===== Record list

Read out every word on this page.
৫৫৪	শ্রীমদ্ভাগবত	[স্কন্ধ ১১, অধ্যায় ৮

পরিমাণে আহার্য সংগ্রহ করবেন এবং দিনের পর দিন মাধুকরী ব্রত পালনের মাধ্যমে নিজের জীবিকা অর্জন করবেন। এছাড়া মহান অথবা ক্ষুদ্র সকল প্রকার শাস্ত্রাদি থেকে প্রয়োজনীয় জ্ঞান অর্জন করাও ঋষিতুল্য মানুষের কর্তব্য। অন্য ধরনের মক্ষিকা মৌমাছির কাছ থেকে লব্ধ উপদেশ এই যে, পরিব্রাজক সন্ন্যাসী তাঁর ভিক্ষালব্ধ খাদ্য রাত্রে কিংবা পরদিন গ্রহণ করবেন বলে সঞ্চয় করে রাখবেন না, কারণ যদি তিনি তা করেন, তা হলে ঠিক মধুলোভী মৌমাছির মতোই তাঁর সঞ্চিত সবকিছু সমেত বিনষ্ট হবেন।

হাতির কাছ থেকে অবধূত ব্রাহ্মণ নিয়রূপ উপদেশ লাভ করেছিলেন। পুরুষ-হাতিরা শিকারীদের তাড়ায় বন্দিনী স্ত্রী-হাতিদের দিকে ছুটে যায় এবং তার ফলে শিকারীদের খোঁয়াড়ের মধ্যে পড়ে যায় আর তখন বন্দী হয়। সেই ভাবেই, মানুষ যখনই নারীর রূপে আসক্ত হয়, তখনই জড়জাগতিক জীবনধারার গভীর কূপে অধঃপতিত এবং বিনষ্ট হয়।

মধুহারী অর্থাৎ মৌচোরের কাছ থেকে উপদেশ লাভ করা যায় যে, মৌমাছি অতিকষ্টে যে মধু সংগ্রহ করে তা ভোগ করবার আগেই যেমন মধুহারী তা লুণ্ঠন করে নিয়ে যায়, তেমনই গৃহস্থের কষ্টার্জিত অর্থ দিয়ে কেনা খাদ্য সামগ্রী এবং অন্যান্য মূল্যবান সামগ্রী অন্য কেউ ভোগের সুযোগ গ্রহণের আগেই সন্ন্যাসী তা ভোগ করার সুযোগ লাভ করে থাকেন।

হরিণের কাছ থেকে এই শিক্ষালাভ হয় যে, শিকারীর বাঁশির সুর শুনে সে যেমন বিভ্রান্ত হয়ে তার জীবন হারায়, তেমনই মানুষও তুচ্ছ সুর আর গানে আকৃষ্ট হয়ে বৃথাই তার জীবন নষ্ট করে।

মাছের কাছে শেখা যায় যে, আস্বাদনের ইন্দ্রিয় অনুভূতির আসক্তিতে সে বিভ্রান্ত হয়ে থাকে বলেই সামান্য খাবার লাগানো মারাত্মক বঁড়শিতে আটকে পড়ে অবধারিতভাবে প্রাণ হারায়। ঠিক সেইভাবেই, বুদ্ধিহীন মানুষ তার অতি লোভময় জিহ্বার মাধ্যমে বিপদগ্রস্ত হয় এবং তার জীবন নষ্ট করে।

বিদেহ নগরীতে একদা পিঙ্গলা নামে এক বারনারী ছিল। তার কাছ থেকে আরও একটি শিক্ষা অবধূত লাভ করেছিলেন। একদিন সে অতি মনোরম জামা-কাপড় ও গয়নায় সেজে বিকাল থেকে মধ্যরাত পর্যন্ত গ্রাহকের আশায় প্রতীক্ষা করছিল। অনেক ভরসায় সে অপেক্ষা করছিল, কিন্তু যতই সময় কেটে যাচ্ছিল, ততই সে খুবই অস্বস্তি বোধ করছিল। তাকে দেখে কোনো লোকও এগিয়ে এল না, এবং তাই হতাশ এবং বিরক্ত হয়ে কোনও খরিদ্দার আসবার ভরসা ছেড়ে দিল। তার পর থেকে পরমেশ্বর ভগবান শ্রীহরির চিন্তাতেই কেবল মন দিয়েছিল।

==========

Make an exact copy of all the data.

*Task result*:
Read out every word on this page.
৫৫৪	শ্রীমদ্ভাগবত	[স্কন্ধ ১১, অধ্যায় ৮

পরিমাণে আহার্য সংগ্রহ করবেন এবং দিনের পর দিন মাধুকরী ব্রত পালনের মাধ্যমে নিজের জীবিকা অর্জন করবেন। এছাড়া মহান অথবা ক্ষুদ্র সকল প্রকার শাস্ত্রাদি থেকে প্রয়োজনীয় জ্ঞান অর্জন করাও ঋষিতুল্য মানুষের কর্তব্য। অন্য ধরনের মক্ষিকা মৌমাছির কাছ থেকে লব্ধ উপদেশ এই যে, পরিব্রাজক সন্ন্যাসী তাঁর ভিক্ষালব্ধ খাদ্য রাত্রে কিংবা পরদিন গ্রহণ করবেন বলে সঞ্চয় করে রাখবেন না, কারণ যদি তিনি তা করেন, তা হলে ঠিক মধুলোভী মৌমাছির মতোই তাঁর সঞ্চিত সবকিছু সমেত বিনষ্ট হবেন।

হাতির কাছ থেকে অবধূত ব্রাহ্মণ নিয়রূপ উপদেশ লাভ করেছিলেন। পুরুষ-হাতিরা শিকারীদের তাড়ায় বন্দিনী স্ত্রী-হাতিদের দিকে ছুটে যায় এবং তার ফলে শিকারীদের খোঁয়াড়ের মধ্যে পড়ে যায় আর তখন বন্দী হয়। সেই ভাবেই, মানুষ যখনই নারীর রূপে আসক্ত হয়, তখনই জড়জাগতিক জীবনধারার গভীর কূপে অধঃপতিত এবং বিনষ্ট হয়।

মধুহারী অর্থাৎ মৌচোরের কাছ থেকে উপদেশ লাভ করা যায় যে, মৌমাছি অতিকষ্টে যে মধু সংগ্রহ করে তা ভোগ করবার আগেই যেমন মধুহারী তা লুণ্ঠন করে নিয়ে যায়, তেমনই গৃহস্থের কষ্টার্জিত অর্থ দিয়ে কেনা খাদ্য সামগ্রী এবং অন্যান্য মূল্যবান সামগ্রী অন্য কেউ ভোগের সুযোগ গ্রহণের আগেই সন্ন্যাসী তা ভোগ করার সুযোগ লাভ করে থাকেন।

হরিণের কাছ থেকে এই শিক্ষালাভ হয় যে, শিকারীর বাঁশির সুর শুনে সে যেমন বিভ্রান্ত হয়ে তার জীবন হারায়, তেমনই মানুষও তুচ্ছ সুর আর গানে আকৃষ্ট হয়ে বৃথাই তার জীবন নষ্ট করে।

মাছের কাছে শেখা যায় যে, আস্বাদনের ইন্দ্রিয় অনুভূতির আসক্তিতে সে বিভ্রান্ত হয়ে থাকে বলেই সামান্য খাবার লাগানো মারাত্মক বঁড়শিতে আটকে পড়ে অবধারিতভাবে প্রাণ হারায়। ঠিক সেইভাবেই, বুদ্ধিহীন মানুষ তার অতি লোভময় জিহ্বার মাধ্যমে বিপদগ্রস্ত হয় এবং তার জীবন নষ্ট করে।

বিদেহ নগরীতে একদা পিঙ্গলা নামে এক বারনারী ছিল। তার কাছ থেকে আরও একটি শিক্ষা অবধূত লাভ করেছিলেন। একদিন সে অতি মনোরম জামা-কাপড় ও গয়নায় সেজে বিকাল থেকে মধ্যরাত পর্যন্ত গ্রাহকের আশায় প্রতীক্ষা করছিল। অনেক ভরসায় সে অপেক্ষা করছিল, কিন্তু যতই সময় কেটে যাচ্ছিল, ততই সে খুবই অস্বস্তি বোধ করছিল। তাকে দেখে কোনো লোকও এগিয়ে এল না, এবং তাই হতাশ এবং বিরক্ত হয়ে কোনও খরিদ্দার আসবার ভরসা ছেড়ে দিল। তার পর থেকে পরমেশ্বর ভগবান শ্রীহরির চিন্তাতেই কেবল মন দিয়েছিল।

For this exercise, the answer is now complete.